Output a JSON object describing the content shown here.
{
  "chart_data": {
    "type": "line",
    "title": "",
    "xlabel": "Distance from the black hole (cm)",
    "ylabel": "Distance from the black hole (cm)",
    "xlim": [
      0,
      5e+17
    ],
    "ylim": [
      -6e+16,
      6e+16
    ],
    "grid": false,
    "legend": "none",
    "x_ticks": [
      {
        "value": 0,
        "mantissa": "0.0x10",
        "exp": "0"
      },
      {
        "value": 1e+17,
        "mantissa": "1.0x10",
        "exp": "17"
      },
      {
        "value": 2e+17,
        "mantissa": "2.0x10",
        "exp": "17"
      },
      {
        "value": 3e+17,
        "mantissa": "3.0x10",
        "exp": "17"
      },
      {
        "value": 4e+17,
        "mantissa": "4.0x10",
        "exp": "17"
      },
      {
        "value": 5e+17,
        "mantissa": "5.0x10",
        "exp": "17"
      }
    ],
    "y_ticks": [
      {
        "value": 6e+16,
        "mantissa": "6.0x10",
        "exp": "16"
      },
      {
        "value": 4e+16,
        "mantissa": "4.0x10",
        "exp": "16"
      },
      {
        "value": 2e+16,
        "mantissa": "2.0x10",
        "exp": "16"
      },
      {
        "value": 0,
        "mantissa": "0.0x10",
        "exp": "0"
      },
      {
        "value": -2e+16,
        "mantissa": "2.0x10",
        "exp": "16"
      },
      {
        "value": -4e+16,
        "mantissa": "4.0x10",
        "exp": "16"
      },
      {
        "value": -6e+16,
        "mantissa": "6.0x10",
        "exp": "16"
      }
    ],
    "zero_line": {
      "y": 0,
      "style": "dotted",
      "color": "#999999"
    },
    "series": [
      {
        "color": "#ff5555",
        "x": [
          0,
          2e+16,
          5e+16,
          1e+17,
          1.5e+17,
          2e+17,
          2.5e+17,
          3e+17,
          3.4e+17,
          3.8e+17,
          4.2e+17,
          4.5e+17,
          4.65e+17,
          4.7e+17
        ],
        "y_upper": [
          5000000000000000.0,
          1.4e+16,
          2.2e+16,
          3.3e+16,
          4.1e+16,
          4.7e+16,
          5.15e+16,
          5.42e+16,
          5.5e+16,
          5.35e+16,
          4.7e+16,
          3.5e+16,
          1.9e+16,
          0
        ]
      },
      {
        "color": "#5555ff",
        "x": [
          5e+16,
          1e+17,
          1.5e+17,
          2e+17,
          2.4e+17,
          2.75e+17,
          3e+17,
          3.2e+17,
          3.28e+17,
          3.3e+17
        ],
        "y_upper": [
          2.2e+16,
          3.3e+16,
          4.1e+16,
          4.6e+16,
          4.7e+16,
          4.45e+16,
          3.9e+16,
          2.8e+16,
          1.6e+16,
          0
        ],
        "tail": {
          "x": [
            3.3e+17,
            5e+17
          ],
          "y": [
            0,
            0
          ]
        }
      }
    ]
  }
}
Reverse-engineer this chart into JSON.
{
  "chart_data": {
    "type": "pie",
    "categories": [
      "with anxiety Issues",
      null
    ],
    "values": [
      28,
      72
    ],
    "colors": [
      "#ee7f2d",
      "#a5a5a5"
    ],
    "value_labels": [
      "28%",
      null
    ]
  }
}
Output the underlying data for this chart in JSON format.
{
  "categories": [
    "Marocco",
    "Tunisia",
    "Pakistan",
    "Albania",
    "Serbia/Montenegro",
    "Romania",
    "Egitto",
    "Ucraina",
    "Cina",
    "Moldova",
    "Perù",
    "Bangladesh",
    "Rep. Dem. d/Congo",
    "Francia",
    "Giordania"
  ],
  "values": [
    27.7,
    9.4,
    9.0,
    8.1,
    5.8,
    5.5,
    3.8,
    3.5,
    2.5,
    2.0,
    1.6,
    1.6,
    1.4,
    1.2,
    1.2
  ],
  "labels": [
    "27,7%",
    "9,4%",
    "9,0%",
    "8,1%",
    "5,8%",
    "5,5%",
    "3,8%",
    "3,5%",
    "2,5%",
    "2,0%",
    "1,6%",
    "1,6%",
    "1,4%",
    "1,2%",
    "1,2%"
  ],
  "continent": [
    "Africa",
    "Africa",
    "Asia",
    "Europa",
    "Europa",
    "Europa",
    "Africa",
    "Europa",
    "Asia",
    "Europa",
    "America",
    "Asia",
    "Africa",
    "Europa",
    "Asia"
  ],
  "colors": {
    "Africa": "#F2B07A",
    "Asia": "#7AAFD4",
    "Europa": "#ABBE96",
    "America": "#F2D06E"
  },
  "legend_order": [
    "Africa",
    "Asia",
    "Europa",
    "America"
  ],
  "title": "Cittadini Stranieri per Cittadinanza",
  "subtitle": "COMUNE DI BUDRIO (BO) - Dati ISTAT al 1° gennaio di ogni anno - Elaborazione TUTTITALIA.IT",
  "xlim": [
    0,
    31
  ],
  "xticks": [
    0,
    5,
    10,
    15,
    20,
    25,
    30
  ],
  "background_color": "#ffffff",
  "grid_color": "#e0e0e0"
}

◇ ◇ ◇ ◇

### Short task
Each record should come back exactly as written.

### Output of the exercise
Output a JSON object describing the content shown here.
{
  "chart_data": {
    "type": "line",
    "title": "",
    "xlabel": "Distance from the black hole (cm)",
    "ylabel": "Distance from the black hole (cm)",
    "xlim": [
      0,
      5e+17
    ],
    "ylim": [
      -6e+16,
      6e+16
    ],
    "grid": false,
    "legend": "none",
    "x_ticks": [
      {
        "value": 0,
        "mantissa": "0.0x10",
        "exp": "0"
      },
      {
        "value": 1e+17,
        "mantissa": "1.0x10",
        "exp": "17"
      },
      {
        "value": 2e+17,
        "mantissa": "2.0x10",
        "exp": "17"
      },
      {
        "value": 3e+17,
        "mantissa": "3.0x10",
        "exp": "17"
      },
      {
        "value": 4e+17,
        "mantissa": "4.0x10",
        "exp": "17"
      },
      {
        "value": 5e+17,
        "mantissa": "5.0x10",
        "exp": "17"
      }
    ],
    "y_ticks": [
      {
        "value": 6e+16,
        "mantissa": "6.0x10",
        "exp": "16"
      },
      {
        "value": 4e+16,
        "mantissa": "4.0x10",
        "exp": "16"
      },
      {
        "value": 2e+16,
        "mantissa": "2.0x10",
        "exp": "16"
      },
      {
        "value": 0,
        "mantissa": "0.0x10",
        "exp": "0"
      },
      {
        "value": -2e+16,
        "mantissa": "2.0x10",
        "exp": "16"
      },
      {
        "value": -4e+16,
        "mantissa": "4.0x10",
        "exp": "16"
      },
      {
        "value": -6e+16,
        "mantissa": "6.0x10",
        "exp": "16"
      }
    ],
    "zero_line": {
      "y": 0,
      "style": "dotted",
      "color": "#999999"
    },
    "series": [
      {
        "color": "#ff5555",
        "x": [
          0,
          2e+16,
          5e+16,
          1e+17,
          1.5e+17,
          2e+17,
          2.5e+17,
          3e+17,
          3.4e+17,
          3.8e+17,
          4.2e+17,
          4.5e+17,
          4.65e+17,
          4.7e+17
        ],
        "y_upper": [
          5000000000000000.0,
          1.4e+16,
          2.2e+16,
          3.3e+16,
          4.1e+16,
          4.7e+16,
          5.15e+16,
          5.42e+16,
          5.5e+16,
          5.35e+16,
          4.7e+16,
          3.5e+16,
          1.9e+16,
          0
        ]
      },
      {
        "color": "#5555ff",
        "x": [
          5e+16,
          1e+17,
          1.5e+17,
          2e+17,
          2.4e+17,
          2.75e+17,
          3e+17,
          3.2e+17,
          3.28e+17,
          3.3e+17
        ],
        "y_upper": [
          2.2e+16,
          3.3e+16,
          4.1e+16,
          4.6e+16,
          4.7e+16,
          4.45e+16,
          3.9e+16,
          2.8e+16,
          1.6e+16,
          0
        ],
        "tail": {
          "x": [
            3.3e+17,
            5e+17
          ],
          "y": [
            0,
            0
          ]
        }
      }
    ]
  }
}
Reverse-engineer this chart into JSON.
{
  "chart_data": {
    "type": "pie",
    "categories": [
      "with anxiety Issues",
      null
    ],
    "values": [
      28,
      72
    ],
    "colors": [
      "#ee7f2d",
      "#a5a5a5"
    ],
    "value_labels": [
      "28%",
      null
    ]
  }
}
Output the underlying data for this chart in JSON format.
{
  "categories": [
    "Marocco",
    "Tunisia",
    "Pakistan",
    "Albania",
    "Serbia/Montenegro",
    "Romania",
    "Egitto",
    "Ucraina",
    "Cina",
    "Moldova",
    "Perù",
    "Bangladesh",
    "Rep. Dem. d/Congo",
    "Francia",
    "Giordania"
  ],
  "values": [
    27.7,
    9.4,
    9.0,
    8.1,
    5.8,
    5.5,
    3.8,
    3.5,
    2.5,
    2.0,
    1.6,
    1.6,
    1.4,
    1.2,
    1.2
  ],
  "labels": [
    "27,7%",
    "9,4%",
    "9,0%",
    "8,1%",
    "5,8%",
    "5,5%",
    "3,8%",
    "3,5%",
    "2,5%",
    "2,0%",
    "1,6%",
    "1,6%",
    "1,4%",
    "1,2%",
    "1,2%"
  ],
  "continent": [
    "Africa",
    "Africa",
    "Asia",
    "Europa",
    "Europa",
    "Europa",
    "Africa",
    "Europa",
    "Asia",
    "Europa",
    "America",
    "Asia",
    "Africa",
    "Europa",
    "Asia"
  ],
  "colors": {
    "Africa": "#F2B07A",
    "Asia": "#7AAFD4",
    "Europa": "#ABBE96",
    "America": "#F2D06E"
  },
  "legend_order": [
    "Africa",
    "Asia",
    "Europa",
    "America"
  ],
  "title": "Cittadini Stranieri per Cittadinanza",
  "subtitle": "COMUNE DI BUDRIO (BO) - Dati ISTAT al 1° gennaio di ogni anno - Elaborazione TUTTITALIA.IT",
  "xlim": [
    0,
    31
  ],
  "xticks": [
    0,
    5,
    10,
    15,
    20,
    25,
    30
  ],
  "background_color": "#ffffff",
  "grid_color": "#e0e0e0"
}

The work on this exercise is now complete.